▶ [What is needed] Your task is to locate every line holding the string "федеральный" and to copy each of them.

▶ [Record extracts]
= = = = = = =
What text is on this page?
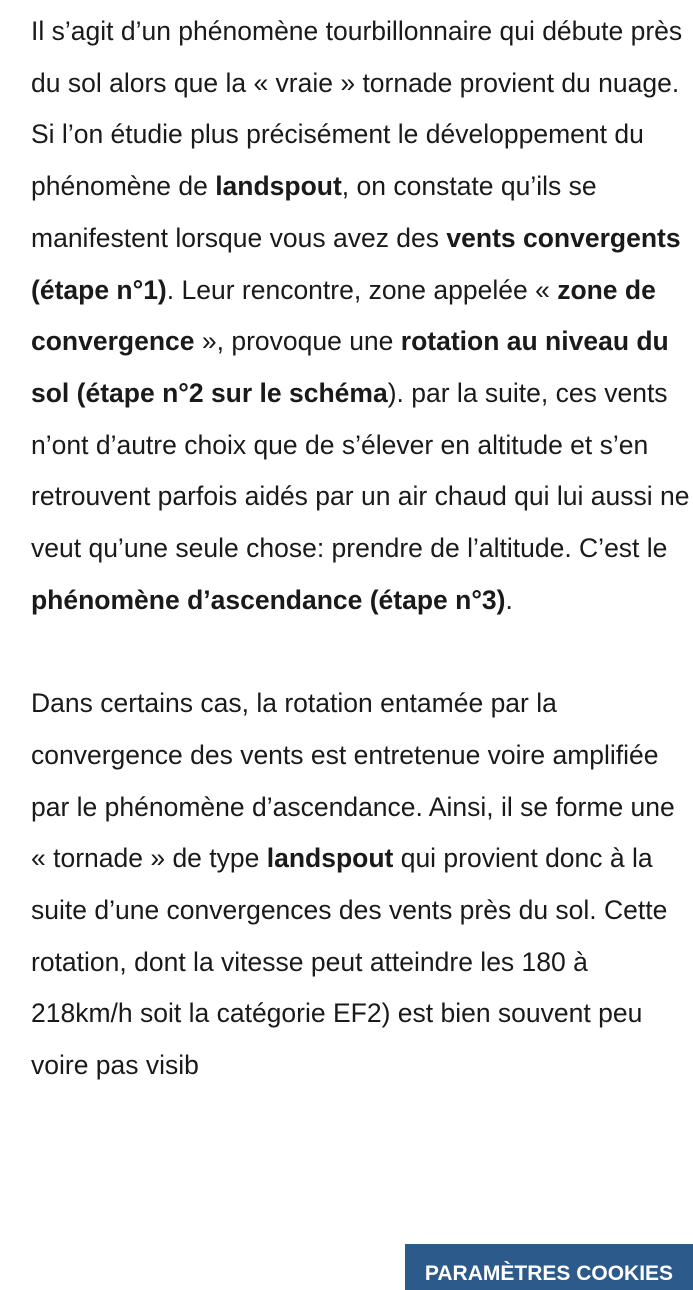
Il s’agit d’un phénomène tourbillonnaire qui débute près du sol alors que la « vraie » tornade provient du nuage. Si l’on étudie plus précisément le développement du phénomène de landspout, on constate qu’ils se manifestent lorsque vous avez des vents convergents (étape n°1). Leur rencontre, zone appelée « zone de convergence », provoque une rotation au niveau du sol (étape n°2 sur le schéma). par la suite, ces vents n’ont d’autre choix que de s’élever en altitude et s’en retrouvent parfois aidés par un air chaud qui lui aussi ne veut qu’une seule chose: prendre de l’altitude. C’est le phénomène d’ascendance (étape n°3).

Dans certains cas, la rotation entamée par la convergence des vents est entretenue voire amplifiée par le phénomène d’ascendance. Ainsi, il se forme une « tornade » de type landspout qui provient donc à la suite d’une convergences des vents près du sol. Cette rotation, dont la vitesse peut atteindre les 180 à 218km/h soit la catégorie EF2) est bien souvent peu voire pas visib

PARAMÈTRES COOKIES
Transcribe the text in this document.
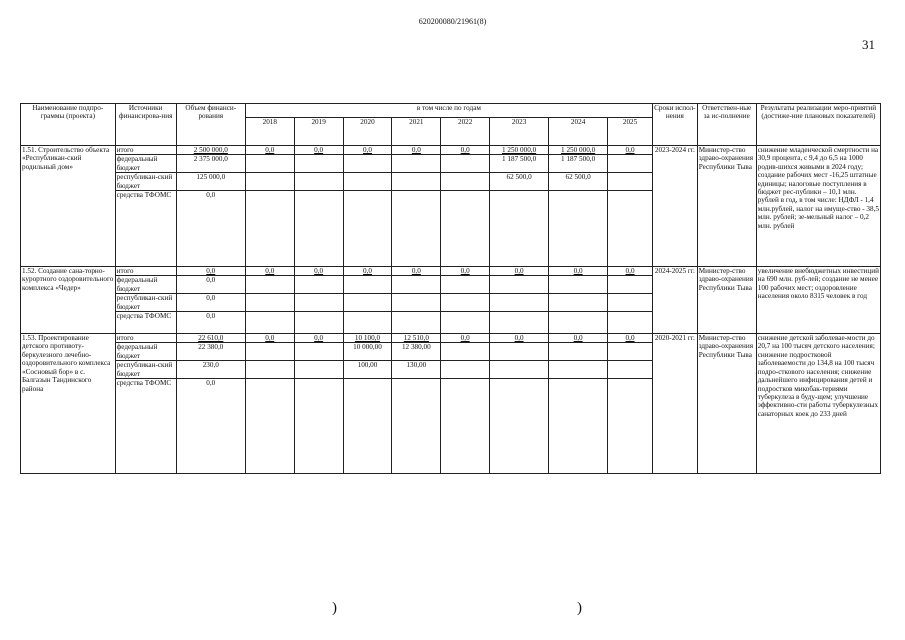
620200080/21961(8)
31
Наименование подпро-граммы (проекта)	Источники финансирова-ния	Объем финанси-рования	в том числе по годам								Сроки испол-нения	Ответствен-ные за ис-полнение	Результаты реализации меро-приятий (достиже-ние плановых показателей)
			2018	2019	2020	2021	2022	2023	2024	2025			
1.51. Строительство объекта «Республикан-ский родильный дом»	итого	2 500 000,0	0,0	0,0	0,0	0,0	0,0	1 250 000,0	1 250 000,0	0,0	2023-2024 гг.	Министер-ство здраво-охранения Республики Тыва	снижение младенческой смертности на 30,9 процента, с 9,4 до 6,5 на 1000 родив-шихся живыми в 2024 году; создание рабочих мест -16,25 штатные единицы; налоговые поступления в бюджет рес-публики – 10,1 млн. рублей в год, в том числе: НДФЛ - 1,4 млн.рублей, налог на имуще-ство - 38,5 млн. рублей; зе-мельный налог – 0,2 млн. рублей
	федеральный бюджет	2 375 000,0						1 187 500,0	1 187 500,0				
	республикан-ский бюджет	125 000,0						62 500,0	62 500,0				
	средства ТФОМС	0,0											
1.52. Создание сана-торно-курортного оздоровительного комплекса «Чедер»	итого	0,0	0,0	0,0	0,0	0,0	0,0	0,0	0,0	0,0	2024-2025 гг.	Министер-ство здраво-охранения Республики Тыва	увеличение внебюджетных инвестиций на 690 млн. руб-лей; создание не менее 100 рабочих мест; оздоровление населения около 8315 человек в год
	федеральный бюджет	0,0											
	республикан-ский бюджет	0,0											
	средства ТФОМС	0,0											
1.53. Проектирование детского противоту-беркулезного лечебно-оздоровительного комплекса «Сосновый бор» в с. Балгазын Тандинского района	итого	22 610,0	0,0	0,0	10 100,0	12 510,0	0,0	0,0	0,0	0,0	2020-2021 гг.	Министер-ство здраво-охранения Республики Тыва	снижение детской заболевае-мости до 20,7 на 100 тысяч детского населения; снижение подростковой заболеваемости до 134,8 на 100 тысяч подро-сткового населения; снижение дальнейшего инфицирования детей и подростков микобак-териями туберкулеза в буду-щем; улучшение эффективно-сти работы туберкулезных санаторных коек до 233 дней
	федеральный бюджет	22 380,0			10 000,00	12 380,00							
	республикан-ский бюджет	230,0			100,00	130,00							
	средства ТФОМС	0,0											
)	)
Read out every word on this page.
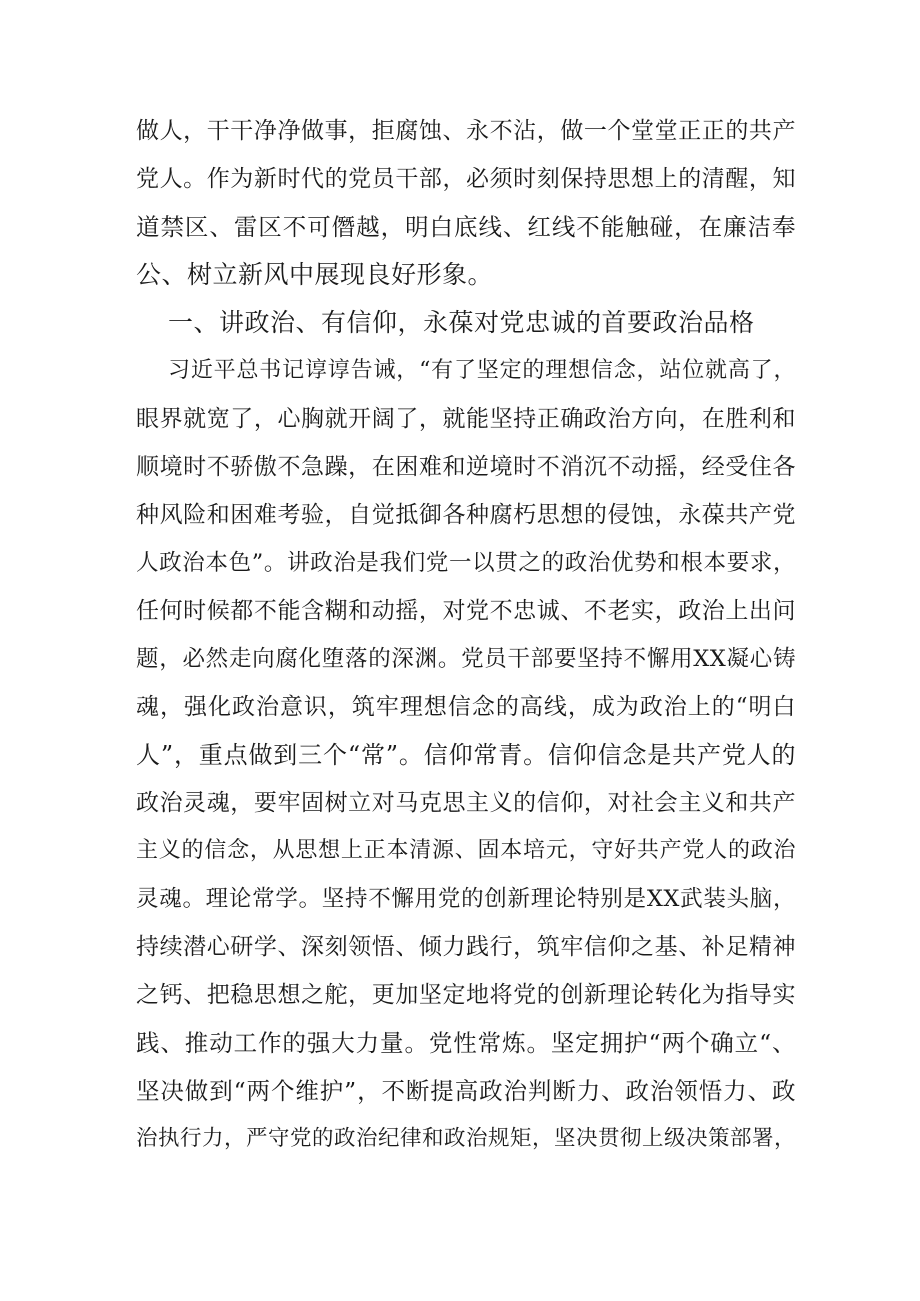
做人，干干净净做事，拒腐蚀、永不沾，做一个堂堂正正的共产
党人。作为新时代的党员干部，必须时刻保持思想上的清醒，知
道禁区、雷区不可僭越，明白底线、红线不能触碰，在廉洁奉
公、树立新风中展现良好形象。
一、讲政治、有信仰，永葆对党忠诚的首要政治品格
习近平总书记谆谆告诫，“有了坚定的理想信念，站位就高了，
眼界就宽了，心胸就开阔了，就能坚持正确政治方向，在胜利和
顺境时不骄傲不急躁，在困难和逆境时不消沉不动摇，经受住各
种风险和困难考验，自觉抵御各种腐朽思想的侵蚀，永葆共产党
人政治本色”。讲政治是我们党一以贯之的政治优势和根本要求，
任何时候都不能含糊和动摇，对党不忠诚、不老实，政治上出问
题，必然走向腐化堕落的深渊。党员干部要坚持不懈用XX凝心铸
魂，强化政治意识，筑牢理想信念的高线，成为政治上的“明白
人”，重点做到三个“常”。信仰常青。信仰信念是共产党人的
政治灵魂，要牢固树立对马克思主义的信仰，对社会主义和共产
主义的信念，从思想上正本清源、固本培元，守好共产党人的政治
灵魂。理论常学。坚持不懈用党的创新理论特别是XX武装头脑，
持续潜心研学、深刻领悟、倾力践行，筑牢信仰之基、补足精神
之钙、把稳思想之舵，更加坚定地将党的创新理论转化为指导实
践、推动工作的强大力量。党性常炼。坚定拥护“两个确立“、
坚决做到“两个维护”，不断提高政治判断力、政治领悟力、政
治执行力，严守党的政治纪律和政治规矩，坚决贯彻上级决策部署，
= = = = = = =
▶ [Final result]
	федеральный бюджет	2 375 000,0						1 187 500,0	1 187 500,0				
	федеральный бюджет	0,0											
	федеральный бюджет	22 380,0			10 000,00	12 380,00							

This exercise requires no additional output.